Written task – List each line of the data that holds the string "screenshot", please.

Stored entries –
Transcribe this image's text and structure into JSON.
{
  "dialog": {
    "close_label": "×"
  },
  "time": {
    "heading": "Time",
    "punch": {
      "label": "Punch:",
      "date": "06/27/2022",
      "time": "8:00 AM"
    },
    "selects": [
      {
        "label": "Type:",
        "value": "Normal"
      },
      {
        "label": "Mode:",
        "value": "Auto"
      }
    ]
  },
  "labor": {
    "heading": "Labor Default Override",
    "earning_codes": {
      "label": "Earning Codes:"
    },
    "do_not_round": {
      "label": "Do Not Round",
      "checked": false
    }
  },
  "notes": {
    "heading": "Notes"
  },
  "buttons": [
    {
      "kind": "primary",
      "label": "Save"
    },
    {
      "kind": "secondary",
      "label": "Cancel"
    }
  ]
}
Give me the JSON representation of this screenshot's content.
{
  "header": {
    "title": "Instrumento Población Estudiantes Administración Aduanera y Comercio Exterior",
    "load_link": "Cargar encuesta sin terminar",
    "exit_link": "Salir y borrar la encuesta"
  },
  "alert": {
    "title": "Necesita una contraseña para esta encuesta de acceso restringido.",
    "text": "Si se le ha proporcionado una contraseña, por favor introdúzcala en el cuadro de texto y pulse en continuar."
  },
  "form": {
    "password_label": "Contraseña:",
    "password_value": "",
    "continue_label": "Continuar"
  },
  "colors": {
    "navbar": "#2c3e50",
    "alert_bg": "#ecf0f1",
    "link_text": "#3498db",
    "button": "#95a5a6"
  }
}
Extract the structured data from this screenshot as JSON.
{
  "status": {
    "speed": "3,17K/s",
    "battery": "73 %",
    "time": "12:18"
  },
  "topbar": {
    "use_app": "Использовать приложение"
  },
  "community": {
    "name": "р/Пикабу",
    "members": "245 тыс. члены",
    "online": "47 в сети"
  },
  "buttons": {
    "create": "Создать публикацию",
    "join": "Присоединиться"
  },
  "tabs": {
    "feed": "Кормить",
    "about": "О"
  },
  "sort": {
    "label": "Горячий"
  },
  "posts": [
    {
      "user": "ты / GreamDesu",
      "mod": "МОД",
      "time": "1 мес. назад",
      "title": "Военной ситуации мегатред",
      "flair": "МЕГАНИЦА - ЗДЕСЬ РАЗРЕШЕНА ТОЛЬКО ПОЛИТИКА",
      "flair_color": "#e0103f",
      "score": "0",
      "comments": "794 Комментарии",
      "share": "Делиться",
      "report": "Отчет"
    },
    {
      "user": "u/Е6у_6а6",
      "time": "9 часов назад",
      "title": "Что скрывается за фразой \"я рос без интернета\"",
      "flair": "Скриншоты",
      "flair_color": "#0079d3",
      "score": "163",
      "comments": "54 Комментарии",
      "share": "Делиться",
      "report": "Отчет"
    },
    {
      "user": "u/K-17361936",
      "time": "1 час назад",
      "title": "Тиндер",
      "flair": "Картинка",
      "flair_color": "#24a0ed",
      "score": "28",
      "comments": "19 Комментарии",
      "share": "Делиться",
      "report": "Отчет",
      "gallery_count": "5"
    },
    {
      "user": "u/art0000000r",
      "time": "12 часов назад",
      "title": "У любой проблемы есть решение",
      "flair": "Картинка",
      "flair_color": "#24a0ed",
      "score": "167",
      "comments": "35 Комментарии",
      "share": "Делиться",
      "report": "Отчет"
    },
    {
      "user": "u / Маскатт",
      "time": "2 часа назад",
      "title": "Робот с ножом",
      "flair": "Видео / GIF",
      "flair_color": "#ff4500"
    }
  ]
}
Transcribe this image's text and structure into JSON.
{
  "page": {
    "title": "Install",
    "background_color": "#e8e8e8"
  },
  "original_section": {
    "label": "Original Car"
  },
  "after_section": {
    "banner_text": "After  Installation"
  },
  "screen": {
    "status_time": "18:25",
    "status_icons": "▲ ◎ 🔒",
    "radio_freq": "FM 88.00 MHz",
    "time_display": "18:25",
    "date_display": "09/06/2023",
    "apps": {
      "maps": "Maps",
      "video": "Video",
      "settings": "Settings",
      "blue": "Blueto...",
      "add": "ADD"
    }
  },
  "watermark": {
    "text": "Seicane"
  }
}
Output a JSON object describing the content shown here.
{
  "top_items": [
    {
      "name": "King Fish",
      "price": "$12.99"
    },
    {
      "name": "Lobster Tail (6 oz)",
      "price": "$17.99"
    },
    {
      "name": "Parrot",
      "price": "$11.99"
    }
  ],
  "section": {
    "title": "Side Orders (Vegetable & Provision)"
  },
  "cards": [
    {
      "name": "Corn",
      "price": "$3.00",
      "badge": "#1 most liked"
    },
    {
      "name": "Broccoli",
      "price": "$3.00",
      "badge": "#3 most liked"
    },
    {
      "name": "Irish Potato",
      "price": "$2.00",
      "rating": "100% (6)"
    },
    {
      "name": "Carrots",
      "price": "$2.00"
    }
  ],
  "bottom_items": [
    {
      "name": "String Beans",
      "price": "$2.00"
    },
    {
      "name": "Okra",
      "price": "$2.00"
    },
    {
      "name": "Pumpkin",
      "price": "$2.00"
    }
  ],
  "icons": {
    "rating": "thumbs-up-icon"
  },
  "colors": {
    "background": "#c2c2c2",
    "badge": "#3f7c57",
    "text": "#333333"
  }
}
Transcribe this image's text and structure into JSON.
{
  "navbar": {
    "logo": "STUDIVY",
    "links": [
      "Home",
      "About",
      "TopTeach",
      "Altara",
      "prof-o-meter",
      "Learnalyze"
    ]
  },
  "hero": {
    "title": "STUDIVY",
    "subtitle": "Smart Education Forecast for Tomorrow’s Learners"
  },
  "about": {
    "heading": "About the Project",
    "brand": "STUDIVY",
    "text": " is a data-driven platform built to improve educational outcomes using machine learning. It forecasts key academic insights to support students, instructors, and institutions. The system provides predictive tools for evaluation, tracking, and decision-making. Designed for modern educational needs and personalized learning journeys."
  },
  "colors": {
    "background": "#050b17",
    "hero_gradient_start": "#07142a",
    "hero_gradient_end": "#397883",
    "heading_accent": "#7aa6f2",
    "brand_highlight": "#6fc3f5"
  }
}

Solution to the exercise –
Give me the JSON representation of this screenshot's content.
Extract the structured data from this screenshot as JSON.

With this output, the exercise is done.